-- Start --
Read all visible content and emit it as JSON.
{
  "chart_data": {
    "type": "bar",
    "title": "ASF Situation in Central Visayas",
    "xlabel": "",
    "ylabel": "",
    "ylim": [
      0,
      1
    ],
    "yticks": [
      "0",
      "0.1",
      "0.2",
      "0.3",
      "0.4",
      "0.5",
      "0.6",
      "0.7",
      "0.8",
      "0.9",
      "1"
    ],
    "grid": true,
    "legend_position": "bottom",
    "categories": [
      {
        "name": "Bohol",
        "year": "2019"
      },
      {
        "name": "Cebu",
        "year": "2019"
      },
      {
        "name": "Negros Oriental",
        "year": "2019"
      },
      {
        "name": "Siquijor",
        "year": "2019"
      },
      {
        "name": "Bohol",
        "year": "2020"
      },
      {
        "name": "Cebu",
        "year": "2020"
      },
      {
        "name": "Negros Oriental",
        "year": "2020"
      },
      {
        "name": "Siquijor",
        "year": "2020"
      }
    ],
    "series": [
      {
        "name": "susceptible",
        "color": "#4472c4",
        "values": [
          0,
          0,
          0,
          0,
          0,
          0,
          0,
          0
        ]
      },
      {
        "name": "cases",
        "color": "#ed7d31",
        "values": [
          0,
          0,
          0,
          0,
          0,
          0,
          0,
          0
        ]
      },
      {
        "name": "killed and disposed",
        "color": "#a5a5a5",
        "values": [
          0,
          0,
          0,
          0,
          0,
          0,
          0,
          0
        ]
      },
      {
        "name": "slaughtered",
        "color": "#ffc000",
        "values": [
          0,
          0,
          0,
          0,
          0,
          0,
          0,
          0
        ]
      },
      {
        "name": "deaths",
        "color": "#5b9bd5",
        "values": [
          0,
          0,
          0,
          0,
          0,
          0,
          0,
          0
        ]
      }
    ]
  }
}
-- End --
The exercise: Return the whole listing exactly.

Result:
Read all visible content and emit it as JSON.
{
  "chart_data": {
    "type": "bar",
    "title": "ASF Situation in Central Visayas",
    "xlabel": "",
    "ylabel": "",
    "ylim": [
      0,
      1
    ],
    "yticks": [
      "0",
      "0.1",
      "0.2",
      "0.3",
      "0.4",
      "0.5",
      "0.6",
      "0.7",
      "0.8",
      "0.9",
      "1"
    ],
    "grid": true,
    "legend_position": "bottom",
    "categories": [
      {
        "name": "Bohol",
        "year": "2019"
      },
      {
        "name": "Cebu",
        "year": "2019"
      },
      {
        "name": "Negros Oriental",
        "year": "2019"
      },
      {
        "name": "Siquijor",
        "year": "2019"
      },
      {
        "name": "Bohol",
        "year": "2020"
      },
      {
        "name": "Cebu",
        "year": "2020"
      },
      {
        "name": "Negros Oriental",
        "year": "2020"
      },
      {
        "name": "Siquijor",
        "year": "2020"
      }
    ],
    "series": [
      {
        "name": "susceptible",
        "color": "#4472c4",
        "values": [
          0,
          0,
          0,
          0,
          0,
          0,
          0,
          0
        ]
      },
      {
        "name": "cases",
        "color": "#ed7d31",
        "values": [
          0,
          0,
          0,
          0,
          0,
          0,
          0,
          0
        ]
      },
      {
        "name": "killed and disposed",
        "color": "#a5a5a5",
        "values": [
          0,
          0,
          0,
          0,
          0,
          0,
          0,
          0
        ]
      },
      {
        "name": "slaughtered",
        "color": "#ffc000",
        "values": [
          0,
          0,
          0,
          0,
          0,
          0,
          0,
          0
        ]
      },
      {
        "name": "deaths",
        "color": "#5b9bd5",
        "values": [
          0,
          0,
          0,
          0,
          0,
          0,
          0,
          0
        ]
      }
    ]
  }
}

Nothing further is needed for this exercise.